Items from a dataset:

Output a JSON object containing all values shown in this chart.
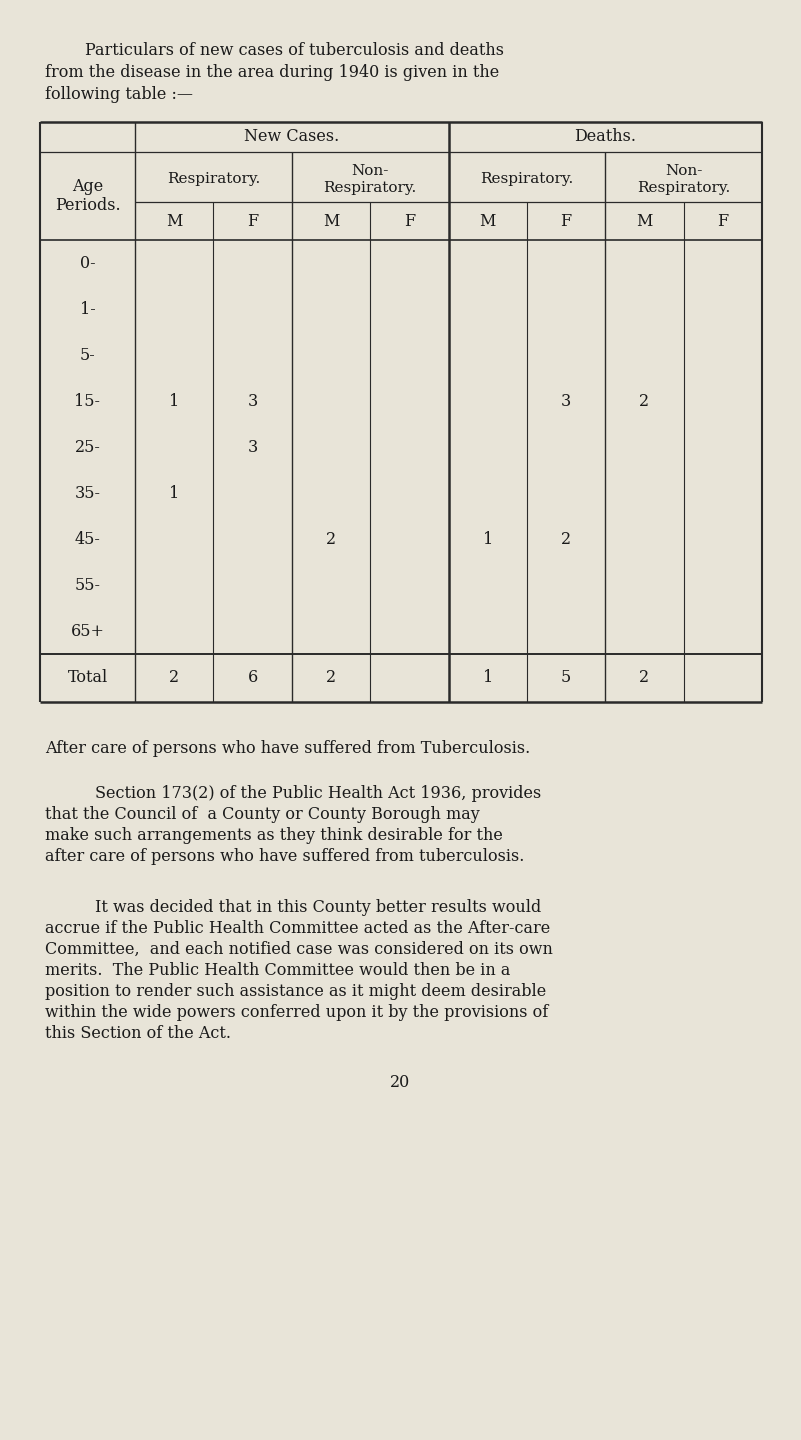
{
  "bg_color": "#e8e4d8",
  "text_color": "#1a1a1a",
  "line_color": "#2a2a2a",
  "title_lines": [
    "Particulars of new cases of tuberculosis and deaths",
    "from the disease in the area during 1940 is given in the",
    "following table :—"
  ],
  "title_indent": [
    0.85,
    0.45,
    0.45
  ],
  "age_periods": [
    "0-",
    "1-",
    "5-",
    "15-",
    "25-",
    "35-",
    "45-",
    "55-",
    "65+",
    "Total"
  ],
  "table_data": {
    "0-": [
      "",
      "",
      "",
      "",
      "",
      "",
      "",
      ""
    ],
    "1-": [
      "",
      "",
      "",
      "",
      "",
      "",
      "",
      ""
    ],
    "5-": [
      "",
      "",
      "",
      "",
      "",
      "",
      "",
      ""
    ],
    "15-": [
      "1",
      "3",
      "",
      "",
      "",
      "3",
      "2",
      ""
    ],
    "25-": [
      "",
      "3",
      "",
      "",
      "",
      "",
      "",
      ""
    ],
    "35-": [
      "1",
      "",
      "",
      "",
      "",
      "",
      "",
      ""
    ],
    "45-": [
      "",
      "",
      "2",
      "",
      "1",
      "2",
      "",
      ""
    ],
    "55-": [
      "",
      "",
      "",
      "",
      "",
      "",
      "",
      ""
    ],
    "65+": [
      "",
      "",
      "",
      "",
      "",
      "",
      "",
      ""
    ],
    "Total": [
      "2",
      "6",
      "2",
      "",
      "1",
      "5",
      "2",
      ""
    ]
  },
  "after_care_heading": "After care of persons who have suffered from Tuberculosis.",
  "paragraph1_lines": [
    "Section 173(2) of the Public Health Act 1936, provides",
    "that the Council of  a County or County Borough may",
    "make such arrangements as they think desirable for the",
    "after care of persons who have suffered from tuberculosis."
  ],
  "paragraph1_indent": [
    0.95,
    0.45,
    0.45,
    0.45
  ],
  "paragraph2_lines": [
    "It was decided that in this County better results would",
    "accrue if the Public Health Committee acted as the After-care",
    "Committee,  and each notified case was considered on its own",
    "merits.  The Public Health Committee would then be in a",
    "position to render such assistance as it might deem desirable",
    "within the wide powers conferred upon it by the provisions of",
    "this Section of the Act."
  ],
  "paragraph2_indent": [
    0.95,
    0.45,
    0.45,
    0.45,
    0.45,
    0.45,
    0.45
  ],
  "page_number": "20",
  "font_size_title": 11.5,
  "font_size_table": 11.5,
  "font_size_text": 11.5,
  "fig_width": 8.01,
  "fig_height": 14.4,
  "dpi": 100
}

- **Exercise goal**: Find all lines with "such" in them and copy each one.

- **Written answer**:
    "make such arrangements as they think desirable for the",
    "position to render such assistance as it might deem desirable",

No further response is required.